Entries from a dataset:
──────────────────────────────
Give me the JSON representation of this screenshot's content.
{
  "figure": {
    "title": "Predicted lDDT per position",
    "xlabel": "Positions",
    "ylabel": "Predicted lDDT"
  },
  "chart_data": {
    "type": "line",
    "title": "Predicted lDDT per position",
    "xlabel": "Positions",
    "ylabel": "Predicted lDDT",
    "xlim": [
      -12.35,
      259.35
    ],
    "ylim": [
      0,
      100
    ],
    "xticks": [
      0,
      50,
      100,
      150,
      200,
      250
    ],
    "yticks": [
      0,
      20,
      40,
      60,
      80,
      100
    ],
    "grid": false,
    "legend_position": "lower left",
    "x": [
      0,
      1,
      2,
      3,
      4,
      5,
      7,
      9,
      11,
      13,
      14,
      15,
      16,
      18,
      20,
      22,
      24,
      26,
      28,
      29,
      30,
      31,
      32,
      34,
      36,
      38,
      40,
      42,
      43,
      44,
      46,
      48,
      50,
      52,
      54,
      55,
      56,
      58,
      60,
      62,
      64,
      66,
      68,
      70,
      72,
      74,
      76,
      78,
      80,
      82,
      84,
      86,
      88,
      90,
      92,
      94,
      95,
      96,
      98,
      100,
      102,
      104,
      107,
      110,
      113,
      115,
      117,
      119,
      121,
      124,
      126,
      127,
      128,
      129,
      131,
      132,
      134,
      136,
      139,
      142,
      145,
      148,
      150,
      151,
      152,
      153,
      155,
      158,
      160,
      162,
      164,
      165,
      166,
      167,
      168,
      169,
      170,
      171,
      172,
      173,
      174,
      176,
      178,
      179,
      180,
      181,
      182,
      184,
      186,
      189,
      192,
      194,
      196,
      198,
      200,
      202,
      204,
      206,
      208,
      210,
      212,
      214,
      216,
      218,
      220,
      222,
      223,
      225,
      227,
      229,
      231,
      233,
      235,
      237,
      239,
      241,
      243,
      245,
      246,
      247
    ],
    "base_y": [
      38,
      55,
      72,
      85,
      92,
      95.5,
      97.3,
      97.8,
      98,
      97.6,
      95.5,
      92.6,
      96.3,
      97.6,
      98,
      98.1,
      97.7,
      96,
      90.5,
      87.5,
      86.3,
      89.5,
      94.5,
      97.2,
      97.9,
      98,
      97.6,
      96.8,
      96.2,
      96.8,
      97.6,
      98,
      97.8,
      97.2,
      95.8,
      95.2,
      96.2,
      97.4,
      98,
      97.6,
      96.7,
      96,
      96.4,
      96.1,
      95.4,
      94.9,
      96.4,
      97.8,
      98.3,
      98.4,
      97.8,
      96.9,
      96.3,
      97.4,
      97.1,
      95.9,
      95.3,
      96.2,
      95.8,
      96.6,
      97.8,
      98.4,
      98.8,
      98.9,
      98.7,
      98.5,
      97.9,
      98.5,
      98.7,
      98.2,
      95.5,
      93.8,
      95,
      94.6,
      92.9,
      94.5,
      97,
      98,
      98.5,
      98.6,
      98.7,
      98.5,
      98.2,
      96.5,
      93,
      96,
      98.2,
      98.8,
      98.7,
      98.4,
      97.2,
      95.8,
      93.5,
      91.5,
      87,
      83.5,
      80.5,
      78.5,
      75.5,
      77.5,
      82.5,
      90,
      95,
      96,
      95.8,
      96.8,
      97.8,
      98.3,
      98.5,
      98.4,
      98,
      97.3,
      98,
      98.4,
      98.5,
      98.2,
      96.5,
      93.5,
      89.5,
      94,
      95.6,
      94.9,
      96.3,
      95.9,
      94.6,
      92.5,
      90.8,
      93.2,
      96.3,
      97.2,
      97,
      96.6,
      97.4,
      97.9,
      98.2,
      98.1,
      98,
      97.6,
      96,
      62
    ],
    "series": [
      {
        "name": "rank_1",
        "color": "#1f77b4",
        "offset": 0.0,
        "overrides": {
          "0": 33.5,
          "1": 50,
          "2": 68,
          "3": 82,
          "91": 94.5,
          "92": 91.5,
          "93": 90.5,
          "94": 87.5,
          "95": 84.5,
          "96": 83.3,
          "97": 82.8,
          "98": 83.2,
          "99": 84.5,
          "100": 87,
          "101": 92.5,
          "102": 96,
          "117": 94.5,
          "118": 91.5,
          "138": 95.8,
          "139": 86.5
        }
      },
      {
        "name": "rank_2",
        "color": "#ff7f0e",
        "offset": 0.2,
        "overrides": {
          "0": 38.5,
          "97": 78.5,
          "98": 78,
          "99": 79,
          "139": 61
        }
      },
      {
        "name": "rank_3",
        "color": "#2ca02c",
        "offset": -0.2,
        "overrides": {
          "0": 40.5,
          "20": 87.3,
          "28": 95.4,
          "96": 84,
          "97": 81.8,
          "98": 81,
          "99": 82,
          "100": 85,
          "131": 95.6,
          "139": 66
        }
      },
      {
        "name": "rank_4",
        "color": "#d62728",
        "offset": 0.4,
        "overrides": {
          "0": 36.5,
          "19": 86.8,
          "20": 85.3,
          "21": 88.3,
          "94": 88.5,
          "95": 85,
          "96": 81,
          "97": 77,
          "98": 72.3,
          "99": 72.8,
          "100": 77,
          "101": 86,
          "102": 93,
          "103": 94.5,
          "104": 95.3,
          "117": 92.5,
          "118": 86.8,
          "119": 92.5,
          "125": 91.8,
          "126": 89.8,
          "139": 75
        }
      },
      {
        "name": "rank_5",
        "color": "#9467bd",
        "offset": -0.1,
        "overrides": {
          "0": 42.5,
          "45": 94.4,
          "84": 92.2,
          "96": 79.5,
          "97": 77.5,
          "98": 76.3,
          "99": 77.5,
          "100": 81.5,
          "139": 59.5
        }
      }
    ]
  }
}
──────────────────────────────
Problem statement:
Transcribe the whole listing exactly.

Exercise solution:
Give me the JSON representation of this screenshot's content.
{
  "figure": {
    "title": "Predicted lDDT per position",
    "xlabel": "Positions",
    "ylabel": "Predicted lDDT"
  },
  "chart_data": {
    "type": "line",
    "title": "Predicted lDDT per position",
    "xlabel": "Positions",
    "ylabel": "Predicted lDDT",
    "xlim": [
      -12.35,
      259.35
    ],
    "ylim": [
      0,
      100
    ],
    "xticks": [
      0,
      50,
      100,
      150,
      200,
      250
    ],
    "yticks": [
      0,
      20,
      40,
      60,
      80,
      100
    ],
    "grid": false,
    "legend_position": "lower left",
    "x": [
      0,
      1,
      2,
      3,
      4,
      5,
      7,
      9,
      11,
      13,
      14,
      15,
      16,
      18,
      20,
      22,
      24,
      26,
      28,
      29,
      30,
      31,
      32,
      34,
      36,
      38,
      40,
      42,
      43,
      44,
      46,
      48,
      50,
      52,
      54,
      55,
      56,
      58,
      60,
      62,
      64,
      66,
      68,
      70,
      72,
      74,
      76,
      78,
      80,
      82,
      84,
      86,
      88,
      90,
      92,
      94,
      95,
      96,
      98,
      100,
      102,
      104,
      107,
      110,
      113,
      115,
      117,
      119,
      121,
      124,
      126,
      127,
      128,
      129,
      131,
      132,
      134,
      136,
      139,
      142,
      145,
      148,
      150,
      151,
      152,
      153,
      155,
      158,
      160,
      162,
      164,
      165,
      166,
      167,
      168,
      169,
      170,
      171,
      172,
      173,
      174,
      176,
      178,
      179,
      180,
      181,
      182,
      184,
      186,
      189,
      192,
      194,
      196,
      198,
      200,
      202,
      204,
      206,
      208,
      210,
      212,
      214,
      216,
      218,
      220,
      222,
      223,
      225,
      227,
      229,
      231,
      233,
      235,
      237,
      239,
      241,
      243,
      245,
      246,
      247
    ],
    "base_y": [
      38,
      55,
      72,
      85,
      92,
      95.5,
      97.3,
      97.8,
      98,
      97.6,
      95.5,
      92.6,
      96.3,
      97.6,
      98,
      98.1,
      97.7,
      96,
      90.5,
      87.5,
      86.3,
      89.5,
      94.5,
      97.2,
      97.9,
      98,
      97.6,
      96.8,
      96.2,
      96.8,
      97.6,
      98,
      97.8,
      97.2,
      95.8,
      95.2,
      96.2,
      97.4,
      98,
      97.6,
      96.7,
      96,
      96.4,
      96.1,
      95.4,
      94.9,
      96.4,
      97.8,
      98.3,
      98.4,
      97.8,
      96.9,
      96.3,
      97.4,
      97.1,
      95.9,
      95.3,
      96.2,
      95.8,
      96.6,
      97.8,
      98.4,
      98.8,
      98.9,
      98.7,
      98.5,
      97.9,
      98.5,
      98.7,
      98.2,
      95.5,
      93.8,
      95,
      94.6,
      92.9,
      94.5,
      97,
      98,
      98.5,
      98.6,
      98.7,
      98.5,
      98.2,
      96.5,
      93,
      96,
      98.2,
      98.8,
      98.7,
      98.4,
      97.2,
      95.8,
      93.5,
      91.5,
      87,
      83.5,
      80.5,
      78.5,
      75.5,
      77.5,
      82.5,
      90,
      95,
      96,
      95.8,
      96.8,
      97.8,
      98.3,
      98.5,
      98.4,
      98,
      97.3,
      98,
      98.4,
      98.5,
      98.2,
      96.5,
      93.5,
      89.5,
      94,
      95.6,
      94.9,
      96.3,
      95.9,
      94.6,
      92.5,
      90.8,
      93.2,
      96.3,
      97.2,
      97,
      96.6,
      97.4,
      97.9,
      98.2,
      98.1,
      98,
      97.6,
      96,
      62
    ],
    "series": [
      {
        "name": "rank_1",
        "color": "#1f77b4",
        "offset": 0.0,
        "overrides": {
          "0": 33.5,
          "1": 50,
          "2": 68,
          "3": 82,
          "91": 94.5,
          "92": 91.5,
          "93": 90.5,
          "94": 87.5,
          "95": 84.5,
          "96": 83.3,
          "97": 82.8,
          "98": 83.2,
          "99": 84.5,
          "100": 87,
          "101": 92.5,
          "102": 96,
          "117": 94.5,
          "118": 91.5,
          "138": 95.8,
          "139": 86.5
        }
      },
      {
        "name": "rank_2",
        "color": "#ff7f0e",
        "offset": 0.2,
        "overrides": {
          "0": 38.5,
          "97": 78.5,
          "98": 78,
          "99": 79,
          "139": 61
        }
      },
      {
        "name": "rank_3",
        "color": "#2ca02c",
        "offset": -0.2,
        "overrides": {
          "0": 40.5,
          "20": 87.3,
          "28": 95.4,
          "96": 84,
          "97": 81.8,
          "98": 81,
          "99": 82,
          "100": 85,
          "131": 95.6,
          "139": 66
        }
      },
      {
        "name": "rank_4",
        "color": "#d62728",
        "offset": 0.4,
        "overrides": {
          "0": 36.5,
          "19": 86.8,
          "20": 85.3,
          "21": 88.3,
          "94": 88.5,
          "95": 85,
          "96": 81,
          "97": 77,
          "98": 72.3,
          "99": 72.8,
          "100": 77,
          "101": 86,
          "102": 93,
          "103": 94.5,
          "104": 95.3,
          "117": 92.5,
          "118": 86.8,
          "119": 92.5,
          "125": 91.8,
          "126": 89.8,
          "139": 75
        }
      },
      {
        "name": "rank_5",
        "color": "#9467bd",
        "offset": -0.1,
        "overrides": {
          "0": 42.5,
          "45": 94.4,
          "84": 92.2,
          "96": 79.5,
          "97": 77.5,
          "98": 76.3,
          "99": 77.5,
          "100": 81.5,
          "139": 59.5
        }
      }
    ]
  }
}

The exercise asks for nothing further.